---------- The input
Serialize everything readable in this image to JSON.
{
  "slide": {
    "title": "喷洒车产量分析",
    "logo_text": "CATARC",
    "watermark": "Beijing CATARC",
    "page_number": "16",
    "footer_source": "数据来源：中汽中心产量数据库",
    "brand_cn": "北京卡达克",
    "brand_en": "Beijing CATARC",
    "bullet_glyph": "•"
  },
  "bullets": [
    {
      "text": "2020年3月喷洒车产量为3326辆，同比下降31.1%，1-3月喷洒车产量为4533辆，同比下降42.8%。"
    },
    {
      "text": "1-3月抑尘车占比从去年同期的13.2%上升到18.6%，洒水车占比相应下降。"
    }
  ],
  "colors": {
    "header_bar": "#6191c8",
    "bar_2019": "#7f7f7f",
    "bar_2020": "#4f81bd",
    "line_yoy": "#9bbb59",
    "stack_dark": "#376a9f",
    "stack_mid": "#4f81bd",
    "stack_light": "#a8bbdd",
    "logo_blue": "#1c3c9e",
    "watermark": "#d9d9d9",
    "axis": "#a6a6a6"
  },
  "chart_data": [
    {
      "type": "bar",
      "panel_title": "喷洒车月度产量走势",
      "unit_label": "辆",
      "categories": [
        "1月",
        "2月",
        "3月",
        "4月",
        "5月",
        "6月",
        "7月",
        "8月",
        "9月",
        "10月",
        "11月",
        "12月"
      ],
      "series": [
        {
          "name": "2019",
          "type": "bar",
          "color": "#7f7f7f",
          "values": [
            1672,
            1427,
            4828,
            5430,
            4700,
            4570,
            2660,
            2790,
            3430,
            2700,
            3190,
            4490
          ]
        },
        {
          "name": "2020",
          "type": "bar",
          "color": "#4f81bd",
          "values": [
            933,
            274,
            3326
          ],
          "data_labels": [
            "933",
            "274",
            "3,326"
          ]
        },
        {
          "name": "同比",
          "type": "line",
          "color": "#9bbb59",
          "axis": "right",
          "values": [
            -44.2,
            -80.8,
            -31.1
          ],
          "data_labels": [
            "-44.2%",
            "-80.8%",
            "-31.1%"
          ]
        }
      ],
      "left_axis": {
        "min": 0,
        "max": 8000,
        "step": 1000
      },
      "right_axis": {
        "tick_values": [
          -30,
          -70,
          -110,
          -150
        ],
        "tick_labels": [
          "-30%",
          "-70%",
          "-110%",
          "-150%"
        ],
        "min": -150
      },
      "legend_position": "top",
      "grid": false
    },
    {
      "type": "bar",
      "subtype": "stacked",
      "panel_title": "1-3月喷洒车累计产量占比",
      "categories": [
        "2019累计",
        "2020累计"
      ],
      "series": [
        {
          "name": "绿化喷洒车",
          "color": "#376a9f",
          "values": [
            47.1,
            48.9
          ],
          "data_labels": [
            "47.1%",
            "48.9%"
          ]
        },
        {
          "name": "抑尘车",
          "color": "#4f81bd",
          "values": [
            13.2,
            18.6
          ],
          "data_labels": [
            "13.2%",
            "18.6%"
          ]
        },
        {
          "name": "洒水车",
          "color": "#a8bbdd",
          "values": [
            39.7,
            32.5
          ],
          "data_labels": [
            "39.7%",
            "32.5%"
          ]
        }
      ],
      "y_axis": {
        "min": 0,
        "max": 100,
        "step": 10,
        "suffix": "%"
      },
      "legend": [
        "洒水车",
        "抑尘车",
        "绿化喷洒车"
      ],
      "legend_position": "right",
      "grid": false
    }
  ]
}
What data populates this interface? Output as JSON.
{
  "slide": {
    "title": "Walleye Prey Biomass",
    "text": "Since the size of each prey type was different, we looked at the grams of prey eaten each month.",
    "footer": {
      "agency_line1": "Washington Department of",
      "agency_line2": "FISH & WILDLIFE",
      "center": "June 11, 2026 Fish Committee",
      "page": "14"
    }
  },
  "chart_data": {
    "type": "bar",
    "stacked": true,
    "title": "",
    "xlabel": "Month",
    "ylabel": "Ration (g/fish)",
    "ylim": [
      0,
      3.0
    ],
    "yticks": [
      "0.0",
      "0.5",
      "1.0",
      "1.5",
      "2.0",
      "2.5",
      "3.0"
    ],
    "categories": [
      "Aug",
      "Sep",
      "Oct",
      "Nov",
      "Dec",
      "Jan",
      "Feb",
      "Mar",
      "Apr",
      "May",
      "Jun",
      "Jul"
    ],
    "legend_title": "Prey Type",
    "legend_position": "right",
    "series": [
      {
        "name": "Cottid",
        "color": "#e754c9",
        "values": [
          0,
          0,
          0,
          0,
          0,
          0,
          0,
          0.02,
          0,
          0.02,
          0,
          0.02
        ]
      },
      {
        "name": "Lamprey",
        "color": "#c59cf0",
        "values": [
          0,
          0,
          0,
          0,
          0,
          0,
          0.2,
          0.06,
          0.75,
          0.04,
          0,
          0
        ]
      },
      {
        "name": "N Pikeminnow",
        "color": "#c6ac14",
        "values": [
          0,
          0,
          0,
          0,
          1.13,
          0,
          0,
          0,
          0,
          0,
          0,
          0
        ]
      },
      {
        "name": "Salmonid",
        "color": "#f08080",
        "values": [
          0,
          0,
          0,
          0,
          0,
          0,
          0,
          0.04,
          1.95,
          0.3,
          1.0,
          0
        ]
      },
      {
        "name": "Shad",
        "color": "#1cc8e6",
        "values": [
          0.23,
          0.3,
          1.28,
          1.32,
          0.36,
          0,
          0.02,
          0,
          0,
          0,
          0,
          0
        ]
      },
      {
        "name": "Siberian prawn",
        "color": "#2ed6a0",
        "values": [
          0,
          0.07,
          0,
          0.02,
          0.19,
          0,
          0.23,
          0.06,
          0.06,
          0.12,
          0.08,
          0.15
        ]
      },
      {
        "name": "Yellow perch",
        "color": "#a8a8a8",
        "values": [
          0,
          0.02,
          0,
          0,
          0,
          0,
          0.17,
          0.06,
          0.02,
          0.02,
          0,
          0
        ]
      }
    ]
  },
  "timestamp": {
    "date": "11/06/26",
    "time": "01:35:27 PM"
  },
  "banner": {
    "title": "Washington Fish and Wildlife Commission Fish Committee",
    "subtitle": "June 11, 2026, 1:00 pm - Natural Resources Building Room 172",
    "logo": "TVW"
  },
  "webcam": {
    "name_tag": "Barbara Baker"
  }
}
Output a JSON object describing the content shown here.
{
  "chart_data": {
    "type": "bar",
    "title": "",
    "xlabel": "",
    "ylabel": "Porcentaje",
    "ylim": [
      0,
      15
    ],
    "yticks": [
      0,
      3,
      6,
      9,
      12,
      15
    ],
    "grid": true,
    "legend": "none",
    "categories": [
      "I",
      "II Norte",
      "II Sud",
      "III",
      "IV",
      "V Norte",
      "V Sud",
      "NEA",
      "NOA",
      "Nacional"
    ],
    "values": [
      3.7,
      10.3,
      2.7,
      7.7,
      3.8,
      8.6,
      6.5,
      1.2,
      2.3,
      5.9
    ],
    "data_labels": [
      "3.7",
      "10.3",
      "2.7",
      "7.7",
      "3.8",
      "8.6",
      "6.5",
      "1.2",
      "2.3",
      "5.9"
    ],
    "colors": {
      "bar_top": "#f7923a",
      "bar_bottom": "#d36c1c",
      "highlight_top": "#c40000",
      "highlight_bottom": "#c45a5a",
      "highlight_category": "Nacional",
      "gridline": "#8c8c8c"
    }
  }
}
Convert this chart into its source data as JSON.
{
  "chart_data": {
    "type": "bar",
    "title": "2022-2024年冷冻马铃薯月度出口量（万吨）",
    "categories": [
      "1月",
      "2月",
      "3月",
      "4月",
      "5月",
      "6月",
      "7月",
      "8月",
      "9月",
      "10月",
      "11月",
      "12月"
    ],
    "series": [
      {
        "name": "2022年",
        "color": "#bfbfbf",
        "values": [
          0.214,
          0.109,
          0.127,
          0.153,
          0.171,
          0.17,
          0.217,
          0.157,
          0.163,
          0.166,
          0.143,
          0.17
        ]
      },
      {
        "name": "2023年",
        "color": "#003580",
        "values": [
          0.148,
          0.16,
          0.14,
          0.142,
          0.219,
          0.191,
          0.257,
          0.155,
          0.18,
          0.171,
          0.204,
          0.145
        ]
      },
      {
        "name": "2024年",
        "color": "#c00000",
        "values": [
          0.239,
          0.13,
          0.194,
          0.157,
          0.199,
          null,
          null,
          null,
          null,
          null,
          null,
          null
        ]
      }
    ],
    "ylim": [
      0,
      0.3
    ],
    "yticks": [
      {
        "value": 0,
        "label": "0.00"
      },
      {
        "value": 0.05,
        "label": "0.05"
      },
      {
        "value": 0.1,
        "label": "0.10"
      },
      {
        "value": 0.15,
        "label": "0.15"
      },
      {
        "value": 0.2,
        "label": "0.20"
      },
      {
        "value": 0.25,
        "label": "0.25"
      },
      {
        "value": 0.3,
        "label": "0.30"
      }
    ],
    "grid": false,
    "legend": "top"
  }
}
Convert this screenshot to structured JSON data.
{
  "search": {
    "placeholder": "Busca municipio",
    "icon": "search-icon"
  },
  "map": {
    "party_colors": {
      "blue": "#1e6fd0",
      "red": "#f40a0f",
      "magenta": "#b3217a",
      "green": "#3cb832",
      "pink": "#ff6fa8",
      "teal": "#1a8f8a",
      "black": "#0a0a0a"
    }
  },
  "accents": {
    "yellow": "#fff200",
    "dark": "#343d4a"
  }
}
--------------------
**Challenge**
Copy each line of the listing that includes "Beijing".

**The result**
    "watermark": "Beijing CATARC",
    "brand_en": "Beijing CATARC",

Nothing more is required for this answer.